Dataset records:
::::

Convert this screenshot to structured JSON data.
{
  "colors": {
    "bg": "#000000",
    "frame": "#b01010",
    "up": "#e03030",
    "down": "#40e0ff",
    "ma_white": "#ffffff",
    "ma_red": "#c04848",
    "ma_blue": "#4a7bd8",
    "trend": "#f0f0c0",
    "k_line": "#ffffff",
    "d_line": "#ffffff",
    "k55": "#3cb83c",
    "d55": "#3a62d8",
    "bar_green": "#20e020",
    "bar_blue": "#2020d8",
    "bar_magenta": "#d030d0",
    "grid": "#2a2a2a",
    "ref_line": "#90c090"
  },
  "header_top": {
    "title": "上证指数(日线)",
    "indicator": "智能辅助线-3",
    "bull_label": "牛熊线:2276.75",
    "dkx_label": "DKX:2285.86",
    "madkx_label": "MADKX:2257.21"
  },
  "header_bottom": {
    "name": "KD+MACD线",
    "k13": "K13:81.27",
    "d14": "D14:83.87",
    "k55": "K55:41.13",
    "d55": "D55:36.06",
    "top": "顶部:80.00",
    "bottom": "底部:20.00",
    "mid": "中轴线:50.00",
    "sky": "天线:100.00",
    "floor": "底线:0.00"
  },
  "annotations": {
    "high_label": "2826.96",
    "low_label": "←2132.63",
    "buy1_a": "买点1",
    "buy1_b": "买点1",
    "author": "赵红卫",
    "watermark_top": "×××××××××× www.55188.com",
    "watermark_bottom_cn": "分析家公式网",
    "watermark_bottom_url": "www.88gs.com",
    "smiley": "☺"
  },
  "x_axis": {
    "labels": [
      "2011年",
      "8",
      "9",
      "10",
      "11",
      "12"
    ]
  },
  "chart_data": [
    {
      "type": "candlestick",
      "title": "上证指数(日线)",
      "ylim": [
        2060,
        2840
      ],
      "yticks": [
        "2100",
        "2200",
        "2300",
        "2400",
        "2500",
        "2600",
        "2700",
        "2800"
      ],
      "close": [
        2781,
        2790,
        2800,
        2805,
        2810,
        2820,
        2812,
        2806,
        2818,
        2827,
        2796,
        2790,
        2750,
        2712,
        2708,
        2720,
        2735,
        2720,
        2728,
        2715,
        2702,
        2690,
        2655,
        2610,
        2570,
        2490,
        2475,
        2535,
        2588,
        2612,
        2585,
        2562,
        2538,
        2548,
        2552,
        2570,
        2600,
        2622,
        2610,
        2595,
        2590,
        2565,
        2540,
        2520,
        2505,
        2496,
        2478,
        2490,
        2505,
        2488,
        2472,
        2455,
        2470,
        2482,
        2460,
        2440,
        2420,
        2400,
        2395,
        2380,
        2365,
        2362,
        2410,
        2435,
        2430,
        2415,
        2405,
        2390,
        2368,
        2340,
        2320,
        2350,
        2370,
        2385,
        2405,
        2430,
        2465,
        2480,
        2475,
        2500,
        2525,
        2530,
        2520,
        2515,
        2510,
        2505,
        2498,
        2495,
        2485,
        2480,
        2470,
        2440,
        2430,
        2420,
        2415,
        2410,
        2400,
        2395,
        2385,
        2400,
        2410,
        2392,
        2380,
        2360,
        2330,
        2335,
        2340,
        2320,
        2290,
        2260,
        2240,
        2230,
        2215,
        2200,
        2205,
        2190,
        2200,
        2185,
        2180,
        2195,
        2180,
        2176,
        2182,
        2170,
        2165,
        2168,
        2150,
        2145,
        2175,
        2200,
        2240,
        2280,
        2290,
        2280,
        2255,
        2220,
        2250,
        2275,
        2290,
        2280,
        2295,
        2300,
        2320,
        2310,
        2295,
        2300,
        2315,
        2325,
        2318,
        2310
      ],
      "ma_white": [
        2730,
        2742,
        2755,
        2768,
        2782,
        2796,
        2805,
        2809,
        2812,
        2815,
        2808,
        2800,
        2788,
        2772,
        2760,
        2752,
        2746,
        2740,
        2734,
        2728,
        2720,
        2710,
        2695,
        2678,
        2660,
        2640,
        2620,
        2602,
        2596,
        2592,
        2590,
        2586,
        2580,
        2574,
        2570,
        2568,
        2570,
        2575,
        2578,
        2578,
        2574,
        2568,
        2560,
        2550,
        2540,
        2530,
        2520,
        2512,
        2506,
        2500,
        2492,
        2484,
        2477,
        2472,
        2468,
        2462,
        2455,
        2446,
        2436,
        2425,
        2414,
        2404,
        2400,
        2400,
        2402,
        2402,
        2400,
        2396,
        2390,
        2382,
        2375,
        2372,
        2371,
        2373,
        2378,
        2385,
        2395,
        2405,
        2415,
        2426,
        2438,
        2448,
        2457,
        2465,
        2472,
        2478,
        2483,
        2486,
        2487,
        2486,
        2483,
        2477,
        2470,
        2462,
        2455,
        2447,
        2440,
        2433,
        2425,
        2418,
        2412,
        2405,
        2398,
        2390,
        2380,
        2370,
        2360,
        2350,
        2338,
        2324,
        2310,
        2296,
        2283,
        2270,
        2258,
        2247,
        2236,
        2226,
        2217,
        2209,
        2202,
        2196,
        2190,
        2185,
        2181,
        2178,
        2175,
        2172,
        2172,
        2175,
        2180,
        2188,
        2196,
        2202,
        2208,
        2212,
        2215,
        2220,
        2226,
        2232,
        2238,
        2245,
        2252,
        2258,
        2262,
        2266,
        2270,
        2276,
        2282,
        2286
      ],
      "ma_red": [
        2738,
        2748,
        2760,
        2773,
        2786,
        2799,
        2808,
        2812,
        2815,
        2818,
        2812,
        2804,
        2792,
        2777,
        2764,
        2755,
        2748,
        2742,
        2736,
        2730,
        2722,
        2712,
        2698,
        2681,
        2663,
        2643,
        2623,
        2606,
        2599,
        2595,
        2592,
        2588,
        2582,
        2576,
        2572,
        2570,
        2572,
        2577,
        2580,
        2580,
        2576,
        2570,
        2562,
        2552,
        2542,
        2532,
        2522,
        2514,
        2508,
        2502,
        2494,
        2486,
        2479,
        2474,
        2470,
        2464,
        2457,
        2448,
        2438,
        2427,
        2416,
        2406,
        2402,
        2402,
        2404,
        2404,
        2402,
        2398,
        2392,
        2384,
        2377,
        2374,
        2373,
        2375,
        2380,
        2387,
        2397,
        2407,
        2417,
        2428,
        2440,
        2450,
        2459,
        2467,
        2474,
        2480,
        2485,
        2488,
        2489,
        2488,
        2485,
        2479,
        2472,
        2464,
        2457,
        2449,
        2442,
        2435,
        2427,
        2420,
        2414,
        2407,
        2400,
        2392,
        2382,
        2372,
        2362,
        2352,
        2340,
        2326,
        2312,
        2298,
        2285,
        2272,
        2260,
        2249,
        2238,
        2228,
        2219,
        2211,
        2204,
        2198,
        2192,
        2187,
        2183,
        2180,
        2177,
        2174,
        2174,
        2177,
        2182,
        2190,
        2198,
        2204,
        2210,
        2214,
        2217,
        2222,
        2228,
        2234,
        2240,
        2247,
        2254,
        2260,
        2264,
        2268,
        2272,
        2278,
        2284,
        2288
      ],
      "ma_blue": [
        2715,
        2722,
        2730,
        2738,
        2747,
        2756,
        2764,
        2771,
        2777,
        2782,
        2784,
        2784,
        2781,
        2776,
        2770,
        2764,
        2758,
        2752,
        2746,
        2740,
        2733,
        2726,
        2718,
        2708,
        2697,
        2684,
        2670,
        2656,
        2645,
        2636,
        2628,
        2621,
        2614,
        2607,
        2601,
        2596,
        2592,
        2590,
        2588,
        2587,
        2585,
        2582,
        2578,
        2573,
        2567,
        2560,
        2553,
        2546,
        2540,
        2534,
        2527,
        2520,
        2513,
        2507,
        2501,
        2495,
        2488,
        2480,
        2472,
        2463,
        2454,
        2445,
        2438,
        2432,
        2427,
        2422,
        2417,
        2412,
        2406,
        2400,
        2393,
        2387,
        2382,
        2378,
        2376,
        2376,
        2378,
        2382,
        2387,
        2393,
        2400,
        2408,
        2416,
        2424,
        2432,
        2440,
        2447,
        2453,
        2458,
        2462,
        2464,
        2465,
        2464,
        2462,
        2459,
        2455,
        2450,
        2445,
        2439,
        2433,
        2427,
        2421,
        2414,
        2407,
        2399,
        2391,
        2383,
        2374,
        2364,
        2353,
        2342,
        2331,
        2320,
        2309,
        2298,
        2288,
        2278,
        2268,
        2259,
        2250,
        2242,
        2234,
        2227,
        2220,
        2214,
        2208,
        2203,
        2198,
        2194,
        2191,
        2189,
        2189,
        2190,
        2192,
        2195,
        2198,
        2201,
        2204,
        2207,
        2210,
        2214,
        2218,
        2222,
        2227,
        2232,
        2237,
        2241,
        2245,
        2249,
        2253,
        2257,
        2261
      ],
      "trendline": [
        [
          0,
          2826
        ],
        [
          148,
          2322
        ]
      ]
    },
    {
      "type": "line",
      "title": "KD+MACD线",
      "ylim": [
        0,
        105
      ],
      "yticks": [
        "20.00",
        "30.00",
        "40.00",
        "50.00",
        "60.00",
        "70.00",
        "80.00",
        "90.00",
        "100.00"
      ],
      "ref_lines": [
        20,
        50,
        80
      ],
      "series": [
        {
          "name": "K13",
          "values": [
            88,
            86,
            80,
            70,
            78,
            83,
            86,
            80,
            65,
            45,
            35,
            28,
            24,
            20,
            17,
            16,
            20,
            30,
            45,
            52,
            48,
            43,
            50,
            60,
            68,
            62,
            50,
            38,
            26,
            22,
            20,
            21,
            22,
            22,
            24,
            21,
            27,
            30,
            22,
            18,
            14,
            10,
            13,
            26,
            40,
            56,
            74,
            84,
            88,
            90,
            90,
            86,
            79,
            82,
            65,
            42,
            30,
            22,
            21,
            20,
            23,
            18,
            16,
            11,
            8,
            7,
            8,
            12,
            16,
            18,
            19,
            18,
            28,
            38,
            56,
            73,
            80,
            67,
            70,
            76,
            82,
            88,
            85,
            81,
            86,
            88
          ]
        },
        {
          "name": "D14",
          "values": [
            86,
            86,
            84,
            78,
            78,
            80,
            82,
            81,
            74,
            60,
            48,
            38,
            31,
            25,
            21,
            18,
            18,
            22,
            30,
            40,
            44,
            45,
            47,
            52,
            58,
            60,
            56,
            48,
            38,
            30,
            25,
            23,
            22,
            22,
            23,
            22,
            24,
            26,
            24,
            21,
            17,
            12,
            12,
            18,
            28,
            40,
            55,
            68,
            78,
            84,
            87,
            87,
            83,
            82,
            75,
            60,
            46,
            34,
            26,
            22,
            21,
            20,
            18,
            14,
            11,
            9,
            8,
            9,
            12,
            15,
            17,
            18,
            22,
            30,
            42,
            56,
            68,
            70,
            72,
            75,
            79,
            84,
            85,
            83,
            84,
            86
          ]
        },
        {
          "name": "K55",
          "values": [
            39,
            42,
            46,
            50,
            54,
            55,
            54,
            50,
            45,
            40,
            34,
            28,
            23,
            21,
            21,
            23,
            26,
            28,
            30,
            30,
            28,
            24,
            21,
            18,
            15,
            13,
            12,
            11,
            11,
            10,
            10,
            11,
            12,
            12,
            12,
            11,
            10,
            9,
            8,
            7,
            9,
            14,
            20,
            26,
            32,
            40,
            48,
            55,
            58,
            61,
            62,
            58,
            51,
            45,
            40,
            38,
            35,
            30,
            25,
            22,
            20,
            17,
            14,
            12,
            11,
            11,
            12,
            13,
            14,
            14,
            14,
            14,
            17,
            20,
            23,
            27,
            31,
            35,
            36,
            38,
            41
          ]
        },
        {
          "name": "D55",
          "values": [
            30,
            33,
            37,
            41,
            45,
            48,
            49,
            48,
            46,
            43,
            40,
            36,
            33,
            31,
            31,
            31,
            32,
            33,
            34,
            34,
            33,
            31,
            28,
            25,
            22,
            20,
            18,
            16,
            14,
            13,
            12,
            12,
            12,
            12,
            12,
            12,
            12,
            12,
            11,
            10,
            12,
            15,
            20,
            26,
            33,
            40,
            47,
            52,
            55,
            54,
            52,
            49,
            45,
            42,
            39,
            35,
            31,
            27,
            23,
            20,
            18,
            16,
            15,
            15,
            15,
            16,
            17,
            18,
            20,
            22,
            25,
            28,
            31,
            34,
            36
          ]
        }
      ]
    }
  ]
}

::::

# What is expected
Reproduce each line of the material containing the word "name".

# Output below
    "name": "KD+MACD线",
          "name": "K13",
          "name": "D14",
          "name": "K55",
          "name": "D55",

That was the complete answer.